DATA TO PROCESS ▸
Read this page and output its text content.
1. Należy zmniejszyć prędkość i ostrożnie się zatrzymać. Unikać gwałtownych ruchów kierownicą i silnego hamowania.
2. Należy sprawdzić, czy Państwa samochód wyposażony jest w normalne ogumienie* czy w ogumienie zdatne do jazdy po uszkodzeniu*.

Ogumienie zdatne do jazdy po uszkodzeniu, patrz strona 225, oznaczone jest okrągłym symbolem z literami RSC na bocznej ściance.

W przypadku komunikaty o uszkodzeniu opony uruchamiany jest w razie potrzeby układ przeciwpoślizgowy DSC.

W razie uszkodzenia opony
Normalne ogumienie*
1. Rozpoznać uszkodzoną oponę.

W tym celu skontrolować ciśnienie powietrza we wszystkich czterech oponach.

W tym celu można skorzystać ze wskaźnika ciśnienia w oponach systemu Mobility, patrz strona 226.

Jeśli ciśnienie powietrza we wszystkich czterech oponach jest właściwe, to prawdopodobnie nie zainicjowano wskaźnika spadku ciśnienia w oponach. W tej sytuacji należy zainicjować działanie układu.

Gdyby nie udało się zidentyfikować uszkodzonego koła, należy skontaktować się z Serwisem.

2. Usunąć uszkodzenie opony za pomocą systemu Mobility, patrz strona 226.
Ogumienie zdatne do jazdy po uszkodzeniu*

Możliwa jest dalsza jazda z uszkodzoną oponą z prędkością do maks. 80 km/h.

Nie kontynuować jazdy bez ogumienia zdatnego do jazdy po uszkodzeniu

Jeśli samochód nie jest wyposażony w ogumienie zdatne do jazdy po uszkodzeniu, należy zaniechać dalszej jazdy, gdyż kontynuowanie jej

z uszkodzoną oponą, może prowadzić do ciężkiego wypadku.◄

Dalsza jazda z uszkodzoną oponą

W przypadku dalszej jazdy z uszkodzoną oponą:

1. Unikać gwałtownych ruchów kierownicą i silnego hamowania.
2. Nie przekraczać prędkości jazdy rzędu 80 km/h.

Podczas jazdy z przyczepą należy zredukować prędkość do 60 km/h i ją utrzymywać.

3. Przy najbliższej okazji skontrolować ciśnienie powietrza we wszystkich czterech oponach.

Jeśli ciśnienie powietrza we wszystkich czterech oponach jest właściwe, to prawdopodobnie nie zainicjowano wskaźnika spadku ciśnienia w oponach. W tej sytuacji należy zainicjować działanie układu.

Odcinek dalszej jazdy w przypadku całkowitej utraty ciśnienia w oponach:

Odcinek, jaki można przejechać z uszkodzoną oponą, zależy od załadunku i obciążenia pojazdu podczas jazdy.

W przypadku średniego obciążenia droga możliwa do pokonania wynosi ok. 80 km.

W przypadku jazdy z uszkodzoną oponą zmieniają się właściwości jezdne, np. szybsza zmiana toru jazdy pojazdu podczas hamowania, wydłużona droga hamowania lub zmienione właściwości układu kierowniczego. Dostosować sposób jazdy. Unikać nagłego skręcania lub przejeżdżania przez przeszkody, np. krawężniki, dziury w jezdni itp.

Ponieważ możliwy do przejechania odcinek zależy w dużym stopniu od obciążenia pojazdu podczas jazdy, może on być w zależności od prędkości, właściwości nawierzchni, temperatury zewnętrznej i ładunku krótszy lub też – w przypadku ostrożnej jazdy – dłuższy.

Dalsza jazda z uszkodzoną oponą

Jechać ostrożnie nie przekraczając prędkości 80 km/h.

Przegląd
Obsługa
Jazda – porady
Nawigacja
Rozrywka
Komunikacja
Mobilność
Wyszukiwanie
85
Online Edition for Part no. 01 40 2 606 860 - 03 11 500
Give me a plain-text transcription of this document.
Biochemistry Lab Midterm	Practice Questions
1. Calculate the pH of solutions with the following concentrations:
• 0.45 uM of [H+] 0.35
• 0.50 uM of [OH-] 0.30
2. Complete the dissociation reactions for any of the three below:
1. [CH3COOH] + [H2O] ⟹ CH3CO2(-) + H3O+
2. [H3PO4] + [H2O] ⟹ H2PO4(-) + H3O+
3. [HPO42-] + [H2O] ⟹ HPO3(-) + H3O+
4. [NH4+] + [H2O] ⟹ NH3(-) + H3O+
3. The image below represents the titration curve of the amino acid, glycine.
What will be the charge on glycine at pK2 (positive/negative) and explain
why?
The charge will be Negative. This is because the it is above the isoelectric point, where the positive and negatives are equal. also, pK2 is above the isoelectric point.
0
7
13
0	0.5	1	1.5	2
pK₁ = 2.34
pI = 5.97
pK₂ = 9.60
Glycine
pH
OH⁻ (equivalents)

DO THIS ▸ Output the line holding "Give me a plain-text", then every later line through the end of the records above, exactly as given and nothing else.

WRITTEN SOLUTION ▸
Give me a plain-text transcription of this document.
Biochemistry Lab Midterm	Practice Questions
1. Calculate the pH of solutions with the following concentrations:
• 0.45 uM of [H+] 0.35
• 0.50 uM of [OH-] 0.30
2. Complete the dissociation reactions for any of the three below:
1. [CH3COOH] + [H2O] ⟹ CH3CO2(-) + H3O+
2. [H3PO4] + [H2O] ⟹ H2PO4(-) + H3O+
3. [HPO42-] + [H2O] ⟹ HPO3(-) + H3O+
4. [NH4+] + [H2O] ⟹ NH3(-) + H3O+
3. The image below represents the titration curve of the amino acid, glycine.
What will be the charge on glycine at pK2 (positive/negative) and explain
why?
The charge will be Negative. This is because the it is above the isoelectric point, where the positive and negatives are equal. also, pK2 is above the isoelectric point.
0
7
13
0	0.5	1	1.5	2
pK₁ = 2.34
pI = 5.97
pK₂ = 9.60
Glycine
pH
OH⁻ (equivalents)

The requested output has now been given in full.